RECORDS TO PROCESS
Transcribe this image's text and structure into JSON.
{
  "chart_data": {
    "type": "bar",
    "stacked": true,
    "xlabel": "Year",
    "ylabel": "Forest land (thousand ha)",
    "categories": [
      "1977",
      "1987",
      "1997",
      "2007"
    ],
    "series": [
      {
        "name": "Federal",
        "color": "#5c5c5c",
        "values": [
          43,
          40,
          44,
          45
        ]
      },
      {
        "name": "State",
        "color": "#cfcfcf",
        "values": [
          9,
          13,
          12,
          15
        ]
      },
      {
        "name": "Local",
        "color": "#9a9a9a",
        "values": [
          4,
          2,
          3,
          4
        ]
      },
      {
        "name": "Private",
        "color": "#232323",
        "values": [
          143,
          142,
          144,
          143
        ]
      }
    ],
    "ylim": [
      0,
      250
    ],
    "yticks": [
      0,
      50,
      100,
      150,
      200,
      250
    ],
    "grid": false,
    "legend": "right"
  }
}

WHAT YOU WILL DO
Extract each line from the listing above, please, and repeat it exactly.

SOLVED PROBLEM
Transcribe this image's text and structure into JSON.
{
  "chart_data": {
    "type": "bar",
    "stacked": true,
    "xlabel": "Year",
    "ylabel": "Forest land (thousand ha)",
    "categories": [
      "1977",
      "1987",
      "1997",
      "2007"
    ],
    "series": [
      {
        "name": "Federal",
        "color": "#5c5c5c",
        "values": [
          43,
          40,
          44,
          45
        ]
      },
      {
        "name": "State",
        "color": "#cfcfcf",
        "values": [
          9,
          13,
          12,
          15
        ]
      },
      {
        "name": "Local",
        "color": "#9a9a9a",
        "values": [
          4,
          2,
          3,
          4
        ]
      },
      {
        "name": "Private",
        "color": "#232323",
        "values": [
          143,
          142,
          144,
          143
        ]
      }
    ],
    "ylim": [
      0,
      250
    ],
    "yticks": [
      0,
      50,
      100,
      150,
      200,
      250
    ],
    "grid": false,
    "legend": "right"
  }
}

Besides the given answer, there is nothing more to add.